▶ **Listed records**:
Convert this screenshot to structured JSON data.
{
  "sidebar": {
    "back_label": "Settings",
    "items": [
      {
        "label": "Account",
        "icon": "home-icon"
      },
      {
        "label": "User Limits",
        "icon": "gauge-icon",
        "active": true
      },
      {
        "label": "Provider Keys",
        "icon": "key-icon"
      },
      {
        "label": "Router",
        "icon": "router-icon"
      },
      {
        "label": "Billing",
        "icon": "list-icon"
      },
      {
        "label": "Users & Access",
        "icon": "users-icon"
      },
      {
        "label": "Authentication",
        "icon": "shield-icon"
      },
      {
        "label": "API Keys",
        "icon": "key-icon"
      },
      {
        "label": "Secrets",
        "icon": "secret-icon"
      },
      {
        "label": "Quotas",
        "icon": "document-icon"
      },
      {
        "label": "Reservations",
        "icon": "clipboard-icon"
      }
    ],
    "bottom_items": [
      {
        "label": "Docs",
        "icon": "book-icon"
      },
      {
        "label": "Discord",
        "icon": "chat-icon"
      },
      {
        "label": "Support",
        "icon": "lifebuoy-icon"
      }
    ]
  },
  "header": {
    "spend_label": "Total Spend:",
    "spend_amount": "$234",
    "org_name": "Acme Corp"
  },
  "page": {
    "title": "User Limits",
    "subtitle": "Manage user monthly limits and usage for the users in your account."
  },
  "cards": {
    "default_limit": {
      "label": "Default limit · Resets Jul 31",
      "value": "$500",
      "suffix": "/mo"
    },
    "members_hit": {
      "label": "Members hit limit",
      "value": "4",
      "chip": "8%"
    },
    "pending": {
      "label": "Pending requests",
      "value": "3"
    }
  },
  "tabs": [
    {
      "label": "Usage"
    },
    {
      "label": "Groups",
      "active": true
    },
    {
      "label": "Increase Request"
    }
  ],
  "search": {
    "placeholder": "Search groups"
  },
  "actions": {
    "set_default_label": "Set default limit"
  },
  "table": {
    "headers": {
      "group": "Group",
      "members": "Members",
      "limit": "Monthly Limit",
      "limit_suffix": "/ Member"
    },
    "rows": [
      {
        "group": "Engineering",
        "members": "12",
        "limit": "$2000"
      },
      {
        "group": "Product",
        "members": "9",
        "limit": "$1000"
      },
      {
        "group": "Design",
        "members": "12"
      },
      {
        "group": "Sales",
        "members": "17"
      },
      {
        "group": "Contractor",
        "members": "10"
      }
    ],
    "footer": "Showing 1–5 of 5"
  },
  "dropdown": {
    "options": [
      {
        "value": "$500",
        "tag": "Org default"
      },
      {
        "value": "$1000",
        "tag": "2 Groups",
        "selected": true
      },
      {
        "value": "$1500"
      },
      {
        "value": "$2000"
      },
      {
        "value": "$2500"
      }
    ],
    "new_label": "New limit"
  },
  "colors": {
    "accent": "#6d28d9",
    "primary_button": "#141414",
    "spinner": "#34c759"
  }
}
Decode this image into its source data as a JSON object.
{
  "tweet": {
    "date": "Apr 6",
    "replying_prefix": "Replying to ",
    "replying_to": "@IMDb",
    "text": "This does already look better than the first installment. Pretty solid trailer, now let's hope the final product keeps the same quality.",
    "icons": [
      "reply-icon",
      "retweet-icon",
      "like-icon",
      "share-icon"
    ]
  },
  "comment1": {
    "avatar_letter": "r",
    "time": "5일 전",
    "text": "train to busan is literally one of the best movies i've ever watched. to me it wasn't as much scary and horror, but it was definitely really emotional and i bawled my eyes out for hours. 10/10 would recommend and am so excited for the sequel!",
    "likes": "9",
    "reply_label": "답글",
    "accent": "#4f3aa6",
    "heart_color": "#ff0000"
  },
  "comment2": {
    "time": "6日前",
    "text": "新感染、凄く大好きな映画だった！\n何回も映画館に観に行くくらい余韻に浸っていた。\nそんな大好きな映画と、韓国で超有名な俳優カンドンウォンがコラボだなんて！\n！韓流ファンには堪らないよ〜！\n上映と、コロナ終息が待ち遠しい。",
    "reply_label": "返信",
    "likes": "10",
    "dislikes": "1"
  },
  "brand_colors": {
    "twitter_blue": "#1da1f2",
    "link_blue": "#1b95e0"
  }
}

▶ **Directive**: Return the whole listing exactly.

▶ **Correct answer**:
Convert this screenshot to structured JSON data.
{
  "sidebar": {
    "back_label": "Settings",
    "items": [
      {
        "label": "Account",
        "icon": "home-icon"
      },
      {
        "label": "User Limits",
        "icon": "gauge-icon",
        "active": true
      },
      {
        "label": "Provider Keys",
        "icon": "key-icon"
      },
      {
        "label": "Router",
        "icon": "router-icon"
      },
      {
        "label": "Billing",
        "icon": "list-icon"
      },
      {
        "label": "Users & Access",
        "icon": "users-icon"
      },
      {
        "label": "Authentication",
        "icon": "shield-icon"
      },
      {
        "label": "API Keys",
        "icon": "key-icon"
      },
      {
        "label": "Secrets",
        "icon": "secret-icon"
      },
      {
        "label": "Quotas",
        "icon": "document-icon"
      },
      {
        "label": "Reservations",
        "icon": "clipboard-icon"
      }
    ],
    "bottom_items": [
      {
        "label": "Docs",
        "icon": "book-icon"
      },
      {
        "label": "Discord",
        "icon": "chat-icon"
      },
      {
        "label": "Support",
        "icon": "lifebuoy-icon"
      }
    ]
  },
  "header": {
    "spend_label": "Total Spend:",
    "spend_amount": "$234",
    "org_name": "Acme Corp"
  },
  "page": {
    "title": "User Limits",
    "subtitle": "Manage user monthly limits and usage for the users in your account."
  },
  "cards": {
    "default_limit": {
      "label": "Default limit · Resets Jul 31",
      "value": "$500",
      "suffix": "/mo"
    },
    "members_hit": {
      "label": "Members hit limit",
      "value": "4",
      "chip": "8%"
    },
    "pending": {
      "label": "Pending requests",
      "value": "3"
    }
  },
  "tabs": [
    {
      "label": "Usage"
    },
    {
      "label": "Groups",
      "active": true
    },
    {
      "label": "Increase Request"
    }
  ],
  "search": {
    "placeholder": "Search groups"
  },
  "actions": {
    "set_default_label": "Set default limit"
  },
  "table": {
    "headers": {
      "group": "Group",
      "members": "Members",
      "limit": "Monthly Limit",
      "limit_suffix": "/ Member"
    },
    "rows": [
      {
        "group": "Engineering",
        "members": "12",
        "limit": "$2000"
      },
      {
        "group": "Product",
        "members": "9",
        "limit": "$1000"
      },
      {
        "group": "Design",
        "members": "12"
      },
      {
        "group": "Sales",
        "members": "17"
      },
      {
        "group": "Contractor",
        "members": "10"
      }
    ],
    "footer": "Showing 1–5 of 5"
  },
  "dropdown": {
    "options": [
      {
        "value": "$500",
        "tag": "Org default"
      },
      {
        "value": "$1000",
        "tag": "2 Groups",
        "selected": true
      },
      {
        "value": "$1500"
      },
      {
        "value": "$2000"
      },
      {
        "value": "$2500"
      }
    ],
    "new_label": "New limit"
  },
  "colors": {
    "accent": "#6d28d9",
    "primary_button": "#141414",
    "spinner": "#34c759"
  }
}
Decode this image into its source data as a JSON object.
{
  "tweet": {
    "date": "Apr 6",
    "replying_prefix": "Replying to ",
    "replying_to": "@IMDb",
    "text": "This does already look better than the first installment. Pretty solid trailer, now let's hope the final product keeps the same quality.",
    "icons": [
      "reply-icon",
      "retweet-icon",
      "like-icon",
      "share-icon"
    ]
  },
  "comment1": {
    "avatar_letter": "r",
    "time": "5일 전",
    "text": "train to busan is literally one of the best movies i've ever watched. to me it wasn't as much scary and horror, but it was definitely really emotional and i bawled my eyes out for hours. 10/10 would recommend and am so excited for the sequel!",
    "likes": "9",
    "reply_label": "답글",
    "accent": "#4f3aa6",
    "heart_color": "#ff0000"
  },
  "comment2": {
    "time": "6日前",
    "text": "新感染、凄く大好きな映画だった！\n何回も映画館に観に行くくらい余韻に浸っていた。\nそんな大好きな映画と、韓国で超有名な俳優カンドンウォンがコラボだなんて！\n！韓流ファンには堪らないよ〜！\n上映と、コロナ終息が待ち遠しい。",
    "reply_label": "返信",
    "likes": "10",
    "dislikes": "1"
  },
  "brand_colors": {
    "twitter_blue": "#1da1f2",
    "link_blue": "#1b95e0"
  }
}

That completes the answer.